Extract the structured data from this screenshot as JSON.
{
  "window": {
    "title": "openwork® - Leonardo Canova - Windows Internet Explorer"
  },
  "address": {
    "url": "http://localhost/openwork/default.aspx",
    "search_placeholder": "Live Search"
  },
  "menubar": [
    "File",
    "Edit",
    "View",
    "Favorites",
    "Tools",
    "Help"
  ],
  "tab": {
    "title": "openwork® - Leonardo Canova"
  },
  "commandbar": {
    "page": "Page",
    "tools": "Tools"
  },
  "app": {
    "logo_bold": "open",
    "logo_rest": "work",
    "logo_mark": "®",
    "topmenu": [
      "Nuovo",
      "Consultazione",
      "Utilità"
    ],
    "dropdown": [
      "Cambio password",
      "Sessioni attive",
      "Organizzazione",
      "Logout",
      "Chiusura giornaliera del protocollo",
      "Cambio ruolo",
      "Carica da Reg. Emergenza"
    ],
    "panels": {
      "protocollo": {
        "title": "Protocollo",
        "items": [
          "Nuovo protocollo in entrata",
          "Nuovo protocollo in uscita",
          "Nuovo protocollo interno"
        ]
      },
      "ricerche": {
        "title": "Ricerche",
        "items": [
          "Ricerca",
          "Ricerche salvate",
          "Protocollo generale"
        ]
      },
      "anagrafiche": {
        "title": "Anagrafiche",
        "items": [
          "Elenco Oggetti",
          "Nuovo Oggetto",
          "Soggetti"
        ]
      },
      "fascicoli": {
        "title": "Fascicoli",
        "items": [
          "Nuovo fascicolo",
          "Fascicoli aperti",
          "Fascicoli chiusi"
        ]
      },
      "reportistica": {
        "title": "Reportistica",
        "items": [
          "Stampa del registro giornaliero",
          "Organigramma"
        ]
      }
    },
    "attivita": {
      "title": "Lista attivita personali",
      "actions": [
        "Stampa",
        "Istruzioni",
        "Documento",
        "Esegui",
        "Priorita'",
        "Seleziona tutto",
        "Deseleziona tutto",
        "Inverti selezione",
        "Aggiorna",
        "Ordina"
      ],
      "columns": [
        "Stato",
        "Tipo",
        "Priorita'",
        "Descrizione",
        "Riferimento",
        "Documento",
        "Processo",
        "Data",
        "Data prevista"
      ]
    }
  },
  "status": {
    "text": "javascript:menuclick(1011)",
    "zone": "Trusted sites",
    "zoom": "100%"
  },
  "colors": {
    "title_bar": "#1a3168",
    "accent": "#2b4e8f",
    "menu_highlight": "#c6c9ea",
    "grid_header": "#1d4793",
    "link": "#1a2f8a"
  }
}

··········

JOB -
Reproduce the entire listing word for word.

WRITTEN ANSWER -
Extract the structured data from this screenshot as JSON.
{
  "window": {
    "title": "openwork® - Leonardo Canova - Windows Internet Explorer"
  },
  "address": {
    "url": "http://localhost/openwork/default.aspx",
    "search_placeholder": "Live Search"
  },
  "menubar": [
    "File",
    "Edit",
    "View",
    "Favorites",
    "Tools",
    "Help"
  ],
  "tab": {
    "title": "openwork® - Leonardo Canova"
  },
  "commandbar": {
    "page": "Page",
    "tools": "Tools"
  },
  "app": {
    "logo_bold": "open",
    "logo_rest": "work",
    "logo_mark": "®",
    "topmenu": [
      "Nuovo",
      "Consultazione",
      "Utilità"
    ],
    "dropdown": [
      "Cambio password",
      "Sessioni attive",
      "Organizzazione",
      "Logout",
      "Chiusura giornaliera del protocollo",
      "Cambio ruolo",
      "Carica da Reg. Emergenza"
    ],
    "panels": {
      "protocollo": {
        "title": "Protocollo",
        "items": [
          "Nuovo protocollo in entrata",
          "Nuovo protocollo in uscita",
          "Nuovo protocollo interno"
        ]
      },
      "ricerche": {
        "title": "Ricerche",
        "items": [
          "Ricerca",
          "Ricerche salvate",
          "Protocollo generale"
        ]
      },
      "anagrafiche": {
        "title": "Anagrafiche",
        "items": [
          "Elenco Oggetti",
          "Nuovo Oggetto",
          "Soggetti"
        ]
      },
      "fascicoli": {
        "title": "Fascicoli",
        "items": [
          "Nuovo fascicolo",
          "Fascicoli aperti",
          "Fascicoli chiusi"
        ]
      },
      "reportistica": {
        "title": "Reportistica",
        "items": [
          "Stampa del registro giornaliero",
          "Organigramma"
        ]
      }
    },
    "attivita": {
      "title": "Lista attivita personali",
      "actions": [
        "Stampa",
        "Istruzioni",
        "Documento",
        "Esegui",
        "Priorita'",
        "Seleziona tutto",
        "Deseleziona tutto",
        "Inverti selezione",
        "Aggiorna",
        "Ordina"
      ],
      "columns": [
        "Stato",
        "Tipo",
        "Priorita'",
        "Descrizione",
        "Riferimento",
        "Documento",
        "Processo",
        "Data",
        "Data prevista"
      ]
    }
  },
  "status": {
    "text": "javascript:menuclick(1011)",
    "zone": "Trusted sites",
    "zoom": "100%"
  },
  "colors": {
    "title_bar": "#1a3168",
    "accent": "#2b4e8f",
    "menu_highlight": "#c6c9ea",
    "grid_header": "#1d4793",
    "link": "#1a2f8a"
  }
}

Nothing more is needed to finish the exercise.